Aim: Find the string "betr" in the records. Copy every line it appears in.

Saved entries:
--- Begin ---

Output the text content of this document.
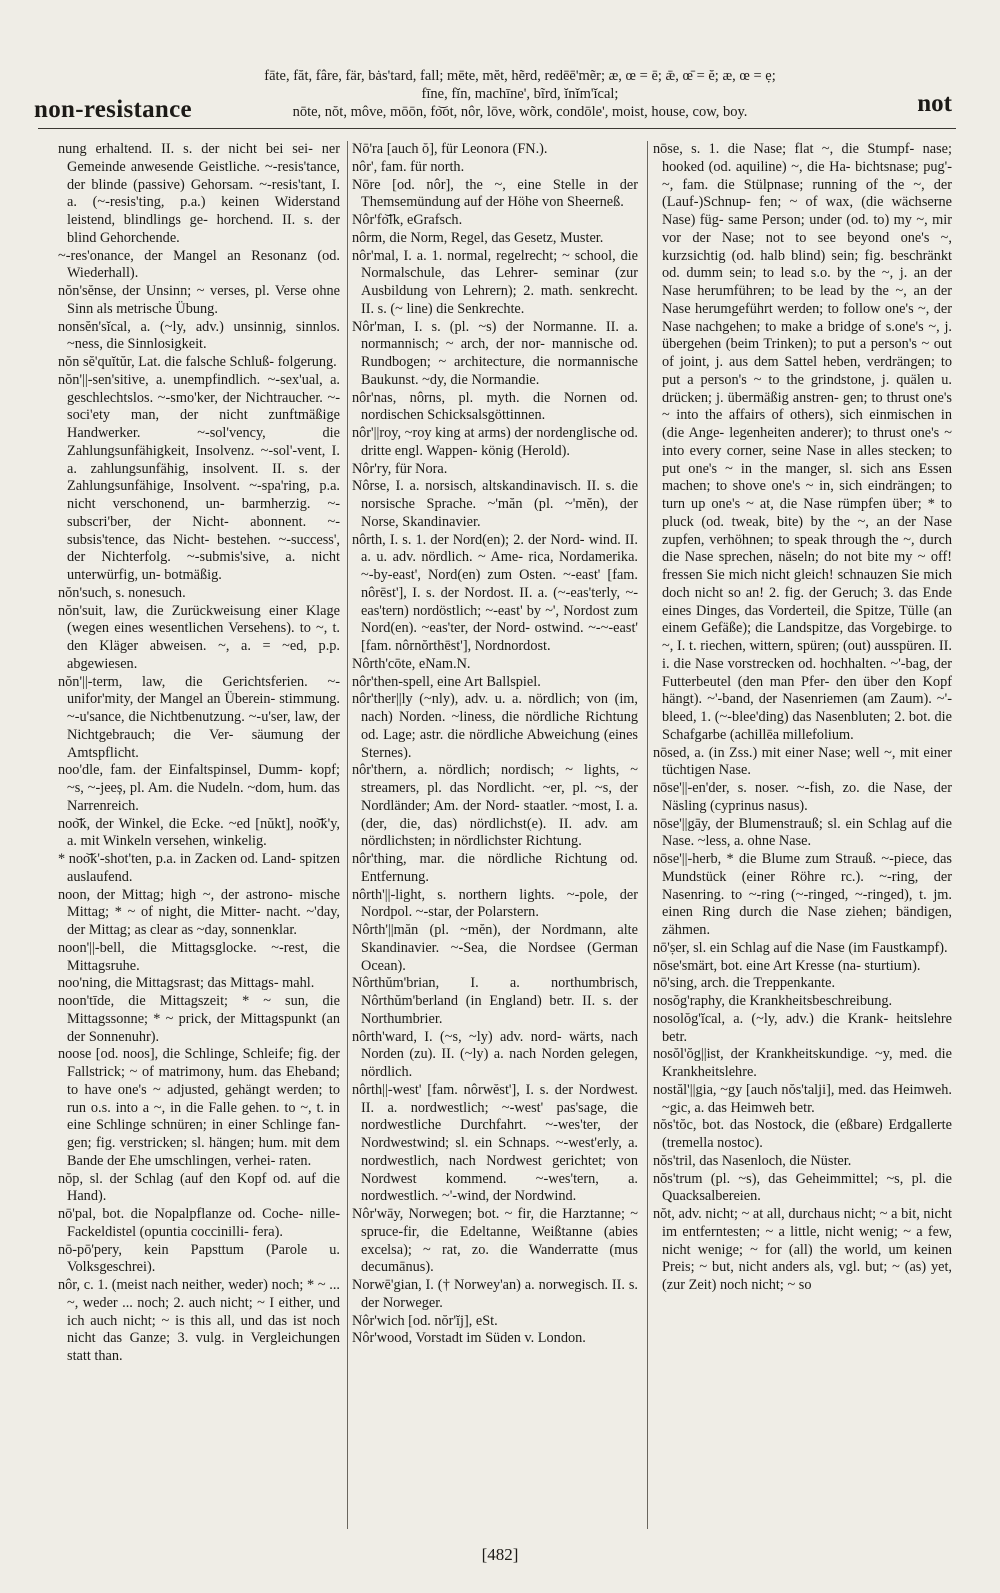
non-resistance
fāte, făt, fâre, fär, bȧs'tard, fall; mēte, mĕt, hẽrd, redēē'mẽr; æ, œ = ē; ǣ, œ̄ = ĕ; æ, œ = ẹ;
fīne, fĭn, machīne', bĩrd, ĭnĭm'ĭcal;
nōte, nŏt, môve, mōōn, fo͝ot, nôr, lōve, wõrk, condōle', moist, house, cow, boy.	not

nung erhaltend. II. s. der nicht bei sei- ner Gemeinde anwesende Geistliche. ~-resis'tance, der blinde (passive) Gehorsam. ~-resis'tant, I. a. (~-resis'ting, p.a.) keinen Widerstand leistend, blindlings ge- horchend. II. s. der blind Gehorchende.

~-res'onance, der Mangel an Resonanz (od. Wiederhall).

nŏn'sĕnse, der Unsinn; ~ verses, pl. Verse ohne Sinn als metrische Übung.

nonsĕn'sĭcal, a. (~ly, adv.) unsinnig, sinnlos. ~ness, die Sinnlosigkeit.

nŏn sĕ'quĭtŭr, Lat. die falsche Schluß- folgerung.

nŏn'||-sen'sitive, a. unempfindlich. ~-sex'ual, a. geschlechtslos. ~-smo'ker, der Nichtraucher. ~-soci'ety man, der nicht zunftmäßige Handwerker. ~-sol'vency, die Zahlungsunfähigkeit, Insolvenz. ~-sol'-vent, I. a. zahlungsunfähig, insolvent. II. s. der Zahlungsunfähige, Insolvent. ~-spa'ring, p.a. nicht verschonend, un- barmherzig. ~-subscri'ber, der Nicht- abonnent. ~-subsis'tence, das Nicht- bestehen. ~-success', der Nichterfolg. ~-submis'sive, a. nicht unterwürfig, un- botmäßig.

nŏn'such, s. nonesuch.

nŏn'suit, law, die Zurückweisung einer Klage (wegen eines wesentlichen Versehens). to ~, t. den Kläger abweisen. ~, a. = ~ed, p.p. abgewiesen.

nŏn'||-term, law, die Gerichtsferien. ~-unifor'mity, der Mangel an Überein- stimmung. ~-u'sance, die Nichtbenutzung. ~-u'ser, law, der Nichtgebrauch; die Ver- säumung der Amtspflicht.

noo'dle, fam. der Einfaltspinsel, Dumm- kopf; ~s, ~-jeeș, pl. Am. die Nudeln. ~dom, hum. das Narrenreich.

noo͝k, der Winkel, die Ecke. ~ed [nŭkt], noo͝k'y, a. mit Winkeln versehen, winkelig.

* noo͝k'-shot'ten, p.a. in Zacken od. Land- spitzen auslaufend.

noon, der Mittag; high ~, der astrono- mische Mittag; * ~ of night, die Mitter- nacht. ~'day, der Mittag; as clear as ~day, sonnenklar.

noon'||-bell, die Mittagsglocke. ~-rest, die Mittagsruhe.

noo'ning, die Mittagsrast; das Mittags- mahl.

noon'tīde, die Mittagszeit; * ~ sun, die Mittagssonne; * ~ prick, der Mittagspunkt (an der Sonnenuhr).

noose [od. noos], die Schlinge, Schleife; fig. der Fallstrick; ~ of matrimony, hum. das Eheband; to have one's ~ adjusted, gehängt werden; to run o.s. into a ~, in die Falle gehen. to ~, t. in eine Schlinge schnüren; in einer Schlinge fan- gen; fig. verstricken; sl. hängen; hum. mit dem Bande der Ehe umschlingen, verhei- raten.

nŏp, sl. der Schlag (auf den Kopf od. auf die Hand).

nō'pal, bot. die Nopalpflanze od. Coche- nille-Fackeldistel (opuntia coccinilli- fera).

nō-pō'pery, kein Papsttum (Parole u. Volksgeschrei).

nôr, c. 1. (meist nach neither, weder) noch; * ~ ... ~, weder ... noch; 2. auch nicht; ~ I either, und ich auch nicht; ~ is this all, und das ist noch nicht das Ganze; 3. vulg. in Vergleichungen statt than.

Nō'ra [auch ŏ], für Leonora (FN.).

nôr', fam. für north.

Nōre [od. nôr], the ~, eine Stelle in der Themsemündung auf der Höhe von Sheerneß.

Nôr'fo͝lk, eGrafsch.

nôrm, die Norm, Regel, das Gesetz, Muster.

nôr'mal, I. a. 1. normal, regelrecht; ~ school, die Normalschule, das Lehrer- seminar (zur Ausbildung von Lehrern); 2. math. senkrecht. II. s. (~ line) die Senkrechte.

Nôr'man, I. s. (pl. ~s) der Normanne. II. a. normannisch; ~ arch, der nor- mannische od. Rundbogen; ~ architecture, die normannische Baukunst. ~dy, die Normandie.

nôr'nas, nôrns, pl. myth. die Nornen od. nordischen Schicksalsgöttinnen.

nôr'||roy, ~roy king at arms) der nordenglische od. dritte engl. Wappen- könig (Herold).

Nôr'ry, für Nora.

Nôrse, I. a. norsisch, altskandinavisch. II. s. die norsische Sprache. ~'măn (pl. ~'mĕn), der Norse, Skandinavier.

nôrth, I. s. 1. der Nord(en); 2. der Nord- wind. II. a. u. adv. nördlich. ~ Ame- rica, Nordamerika. ~-by-east', Nord(en) zum Osten. ~-east' [fam. nôrēst'], I. s. der Nordost. II. a. (~-eas'terly, ~-eas'tern) nordöstlich; ~-east' by ~', Nordost zum Nord(en). ~eas'ter, der Nord- ostwind. ~-~-east' [fam. nôrnŏrthēst'], Nordnordost.

Nôrth'cōte, eNam.N.

nôr'then-spell, eine Art Ballspiel.

nôr'ther||ly (~nly), adv. u. a. nördlich; von (im, nach) Norden. ~liness, die nördliche Richtung od. Lage; astr. die nördliche Abweichung (eines Sternes).

nôr'thern, a. nördlich; nordisch; ~ lights, ~ streamers, pl. das Nordlicht. ~er, pl. ~s, der Nordländer; Am. der Nord- staatler. ~most, I. a. (der, die, das) nördlichst(e). II. adv. am nördlichsten; in nördlichster Richtung.

nôr'thing, mar. die nördliche Richtung od. Entfernung.

nôrth'||-light, s. northern lights. ~-pole, der Nordpol. ~-star, der Polarstern.

Nôrth'||măn (pl. ~mĕn), der Nordmann, alte Skandinavier. ~-Sea, die Nordsee (German Ocean).

Nôrthŭm'brian, I. a. northumbrisch, Nôrthŭm'berland (in England) betr. II. s. der Northumbrier.

nôrth'ward, I. (~s, ~ly) adv. nord- wärts, nach Norden (zu). II. (~ly) a. nach Norden gelegen, nördlich.

nôrth||-west' [fam. nôrwĕst'], I. s. der Nordwest. II. a. nordwestlich; ~-west' pas'sage, die nordwestliche Durchfahrt. ~-wes'ter, der Nordwestwind; sl. ein Schnaps. ~-west'erly, a. nordwestlich, nach Nordwest gerichtet; von Nordwest kommend. ~-wes'tern, a. nordwestlich. ~'-wind, der Nordwind.

Nôr'wāy, Norwegen; bot. ~ fir, die Harztanne; ~ spruce-fir, die Edeltanne, Weißtanne (abies excelsa); ~ rat, zo. die Wanderratte (mus decumānus).

Norwē'gian, I. († Norwey'an) a. norwegisch. II. s. der Norweger.

Nôr'wich [od. nŏr'ĭj], eSt.

Nôr'wood, Vorstadt im Süden v. London.

nōse, s. 1. die Nase; flat ~, die Stumpf- nase; hooked (od. aquiline) ~, die Ha- bichtsnase; pug'-~, fam. die Stülpnase; running of the ~, der (Lauf-)Schnup- fen; ~ of wax, (die wächserne Nase) füg- same Person; under (od. to) my ~, mir vor der Nase; not to see beyond one's ~, kurzsichtig (od. halb blind) sein; fig. beschränkt od. dumm sein; to lead s.o. by the ~, j. an der Nase herumführen; to be lead by the ~, an der Nase herumgeführt werden; to follow one's ~, der Nase nachgehen; to make a bridge of s.one's ~, j. übergehen (beim Trinken); to put a person's ~ out of joint, j. aus dem Sattel heben, verdrängen; to put a person's ~ to the grindstone, j. quälen u. drücken; j. übermäßig anstren- gen; to thrust one's ~ into the affairs of others), sich einmischen in (die Ange- legenheiten anderer); to thrust one's ~ into every corner, seine Nase in alles stecken; to put one's ~ in the manger, sl. sich ans Essen machen; to shove one's ~ in, sich eindrängen; to turn up one's ~ at, die Nase rümpfen über; * to pluck (od. tweak, bite) by the ~, an der Nase zupfen, verhöhnen; to speak through the ~, durch die Nase sprechen, näseln; do not bite my ~ off! fressen Sie mich nicht gleich! schnauzen Sie mich doch nicht so an! 2. fig. der Geruch; 3. das Ende eines Dinges, das Vorderteil, die Spitze, Tülle (an einem Gefäße); die Landspitze, das Vorgebirge. to ~, I. t. riechen, wittern, spüren; (out) ausspüren. II. i. die Nase vorstrecken od. hochhalten. ~'-bag, der Futterbeutel (den man Pfer- den über den Kopf hängt). ~'-band, der Nasenriemen (am Zaum). ~'-bleed, 1. (~-blee'ding) das Nasenbluten; 2. bot. die Schafgarbe (achillēa millefolium.

nōsed, a. (in Zss.) mit einer Nase; well ~, mit einer tüchtigen Nase.

nōse'||-en'der, s. noser. ~-fish, zo. die Nase, der Näsling (cyprinus nasus).

nōse'||gāy, der Blumenstrauß; sl. ein Schlag auf die Nase. ~less, a. ohne Nase.

nōse'||-herb, * die Blume zum Strauß. ~-piece, das Mundstück (einer Röhre rc.). ~-ring, der Nasenring. to ~-ring (~-ringed, ~-ringed), t. jm. einen Ring durch die Nase ziehen; bändigen, zähmen.

nō'ṣer, sl. ein Schlag auf die Nase (im Faustkampf).

nōse'smärt, bot. eine Art Kresse (na- sturtium).

nō'sing, arch. die Treppenkante.

nosŏg'raphy, die Krankheitsbeschreibung.

nosolŏg'ĭcal, a. (~ly, adv.) die Krank- heitslehre betr.

nosŏl'ŏg||ist, der Krankheitskundige. ~y, med. die Krankheitslehre.

nostăl'||gia, ~gy [auch nŏs'talji], med. das Heimweh. ~gic, a. das Heimweh betr.

nŏs'tŏc, bot. das Nostock, die (eßbare) Erdgallerte (tremella nostoc).

nŏs'tril, das Nasenloch, die Nüster.

nŏs'trum (pl. ~s), das Geheimmittel; ~s, pl. die Quacksalbereien.

nŏt, adv. nicht; ~ at all, durchaus nicht; ~ a bit, nicht im entferntesten; ~ a little, nicht wenig; ~ a few, nicht wenige; ~ for (all) the world, um keinen Preis; ~ but, nicht anders als, vgl. but; ~ (as) yet, (zur Zeit) noch nicht; ~ so

[482]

--- End ---

Written response:
Nôrthŭm'brian, I. a. northumbrisch, Nôrthŭm'berland (in England) betr. II. s. der Northumbrier.
nosolŏg'ĭcal, a. (~ly, adv.) die Krank- heitslehre betr.
nostăl'||gia, ~gy [auch nŏs'talji], med. das Heimweh. ~gic, a. das Heimweh betr.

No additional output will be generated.